* Work to be completed
How many of the lines that follow contain the word "text"? Give only the number.

##### Material supplied

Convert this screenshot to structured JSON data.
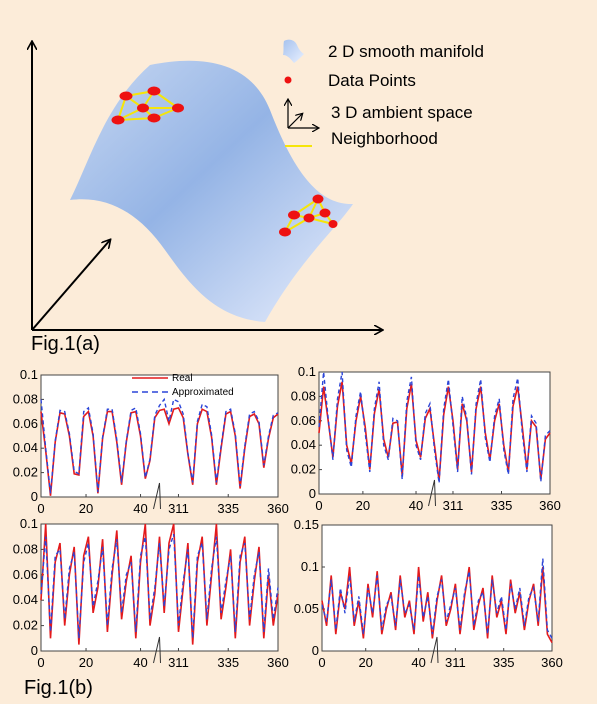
{
  "fig_a": {
    "label": "Fig.1(a)",
    "legend": [
      {
        "icon": "manifold-patch-icon",
        "text": "2 D smooth manifold"
      },
      {
        "icon": "red-dot-icon",
        "text": "Data Points"
      },
      {
        "icon": "axes-icon",
        "text": "3 D ambient space"
      },
      {
        "icon": "yellow-line-icon",
        "text": "Neighborhood"
      }
    ]
  },
  "fig_b": {
    "label": "Fig.1(b)",
    "legend": {
      "real": "Real",
      "approx": "Approximated"
    },
    "colors": {
      "real": "#e31a1c",
      "approx": "#2b45d8"
    }
  },
  "chart_data": [
    {
      "type": "line",
      "id": "top-left",
      "xticks": [
        "0",
        "20",
        "40",
        "311",
        "335",
        "360"
      ],
      "yticks": [
        "0",
        "0.02",
        "0.04",
        "0.06",
        "0.08",
        "0.1"
      ],
      "ylim": [
        0,
        0.1
      ],
      "series": [
        {
          "name": "Real",
          "values": [
            0.07,
            0.038,
            0.001,
            0.045,
            0.069,
            0.068,
            0.05,
            0.019,
            0.018,
            0.066,
            0.07,
            0.05,
            0.003,
            0.048,
            0.07,
            0.07,
            0.045,
            0.01,
            0.045,
            0.069,
            0.07,
            0.05,
            0.015,
            0.03,
            0.065,
            0.071,
            0.072,
            0.06,
            0.072,
            0.073,
            0.065,
            0.035,
            0.01,
            0.06,
            0.072,
            0.07,
            0.049,
            0.01,
            0.04,
            0.068,
            0.07,
            0.05,
            0.007,
            0.04,
            0.066,
            0.068,
            0.06,
            0.024,
            0.048,
            0.065,
            0.068
          ]
        },
        {
          "name": "Approximated",
          "values": [
            0.08,
            0.04,
            0.003,
            0.046,
            0.071,
            0.07,
            0.052,
            0.021,
            0.019,
            0.07,
            0.073,
            0.052,
            0.004,
            0.049,
            0.072,
            0.072,
            0.047,
            0.012,
            0.046,
            0.071,
            0.073,
            0.052,
            0.016,
            0.031,
            0.067,
            0.075,
            0.08,
            0.062,
            0.08,
            0.078,
            0.068,
            0.036,
            0.012,
            0.062,
            0.076,
            0.074,
            0.051,
            0.012,
            0.042,
            0.07,
            0.072,
            0.052,
            0.009,
            0.042,
            0.068,
            0.07,
            0.062,
            0.026,
            0.05,
            0.067,
            0.069
          ]
        }
      ]
    },
    {
      "type": "line",
      "id": "top-right",
      "xticks": [
        "0",
        "20",
        "40",
        "311",
        "335",
        "360"
      ],
      "yticks": [
        "0",
        "0.02",
        "0.04",
        "0.06",
        "0.08",
        "0.1"
      ],
      "ylim": [
        0,
        0.1
      ],
      "series": [
        {
          "name": "Real",
          "values": [
            0.05,
            0.088,
            0.06,
            0.03,
            0.072,
            0.092,
            0.04,
            0.025,
            0.06,
            0.08,
            0.055,
            0.02,
            0.066,
            0.086,
            0.045,
            0.03,
            0.058,
            0.059,
            0.015,
            0.07,
            0.09,
            0.044,
            0.03,
            0.062,
            0.07,
            0.04,
            0.011,
            0.065,
            0.088,
            0.06,
            0.02,
            0.074,
            0.06,
            0.018,
            0.07,
            0.088,
            0.05,
            0.028,
            0.06,
            0.074,
            0.04,
            0.018,
            0.072,
            0.088,
            0.055,
            0.02,
            0.06,
            0.055,
            0.012,
            0.045,
            0.05
          ]
        },
        {
          "name": "Approximated",
          "values": [
            0.055,
            0.1,
            0.062,
            0.028,
            0.078,
            0.1,
            0.036,
            0.022,
            0.064,
            0.084,
            0.05,
            0.018,
            0.07,
            0.092,
            0.04,
            0.028,
            0.062,
            0.06,
            0.012,
            0.076,
            0.096,
            0.04,
            0.028,
            0.066,
            0.074,
            0.036,
            0.009,
            0.07,
            0.094,
            0.056,
            0.018,
            0.08,
            0.062,
            0.016,
            0.074,
            0.094,
            0.046,
            0.026,
            0.064,
            0.078,
            0.036,
            0.016,
            0.078,
            0.095,
            0.05,
            0.018,
            0.064,
            0.058,
            0.01,
            0.048,
            0.052
          ]
        }
      ]
    },
    {
      "type": "line",
      "id": "bottom-left",
      "xticks": [
        "0",
        "20",
        "40",
        "311",
        "335",
        "360"
      ],
      "yticks": [
        "0",
        "0.02",
        "0.04",
        "0.06",
        "0.08",
        "0.1"
      ],
      "ylim": [
        0,
        0.1
      ],
      "series": [
        {
          "name": "Real",
          "values": [
            0.04,
            0.1,
            0.01,
            0.07,
            0.085,
            0.02,
            0.06,
            0.082,
            0.005,
            0.075,
            0.09,
            0.03,
            0.05,
            0.088,
            0.015,
            0.06,
            0.095,
            0.025,
            0.055,
            0.075,
            0.01,
            0.07,
            0.1,
            0.02,
            0.045,
            0.09,
            0.03,
            0.085,
            0.1,
            0.015,
            0.05,
            0.085,
            0.005,
            0.07,
            0.09,
            0.02,
            0.06,
            0.1,
            0.025,
            0.05,
            0.08,
            0.01,
            0.07,
            0.09,
            0.02,
            0.055,
            0.082,
            0.01,
            0.06,
            0.02,
            0.045
          ]
        },
        {
          "name": "Approximated",
          "values": [
            0.045,
            0.09,
            0.015,
            0.075,
            0.08,
            0.025,
            0.065,
            0.078,
            0.01,
            0.07,
            0.085,
            0.035,
            0.055,
            0.082,
            0.02,
            0.065,
            0.088,
            0.03,
            0.06,
            0.07,
            0.015,
            0.075,
            0.09,
            0.025,
            0.05,
            0.085,
            0.035,
            0.08,
            0.092,
            0.02,
            0.055,
            0.08,
            0.01,
            0.075,
            0.085,
            0.025,
            0.065,
            0.09,
            0.03,
            0.055,
            0.075,
            0.015,
            0.075,
            0.085,
            0.025,
            0.06,
            0.078,
            0.015,
            0.065,
            0.025,
            0.05
          ]
        }
      ]
    },
    {
      "type": "line",
      "id": "bottom-right",
      "xticks": [
        "0",
        "20",
        "40",
        "311",
        "335",
        "360"
      ],
      "yticks": [
        "0",
        "0.05",
        "0.1",
        "0.15"
      ],
      "ylim": [
        0,
        0.15
      ],
      "series": [
        {
          "name": "Real",
          "values": [
            0.06,
            0.03,
            0.09,
            0.02,
            0.07,
            0.05,
            0.1,
            0.03,
            0.06,
            0.015,
            0.08,
            0.04,
            0.095,
            0.02,
            0.05,
            0.07,
            0.025,
            0.09,
            0.04,
            0.06,
            0.02,
            0.1,
            0.035,
            0.07,
            0.015,
            0.06,
            0.09,
            0.03,
            0.05,
            0.08,
            0.02,
            0.065,
            0.1,
            0.025,
            0.055,
            0.075,
            0.015,
            0.09,
            0.04,
            0.06,
            0.02,
            0.085,
            0.045,
            0.07,
            0.025,
            0.06,
            0.08,
            0.03,
            0.1,
            0.02,
            0.01
          ]
        },
        {
          "name": "Approximated",
          "values": [
            0.055,
            0.035,
            0.085,
            0.025,
            0.075,
            0.045,
            0.09,
            0.035,
            0.065,
            0.02,
            0.075,
            0.045,
            0.09,
            0.025,
            0.055,
            0.065,
            0.03,
            0.085,
            0.045,
            0.055,
            0.025,
            0.09,
            0.04,
            0.065,
            0.02,
            0.065,
            0.085,
            0.035,
            0.055,
            0.075,
            0.025,
            0.07,
            0.095,
            0.03,
            0.06,
            0.07,
            0.02,
            0.085,
            0.045,
            0.065,
            0.025,
            0.08,
            0.05,
            0.075,
            0.03,
            0.065,
            0.075,
            0.035,
            0.11,
            0.025,
            0.015
          ]
        }
      ]
    }
  ]
}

##########

* Exercise output
4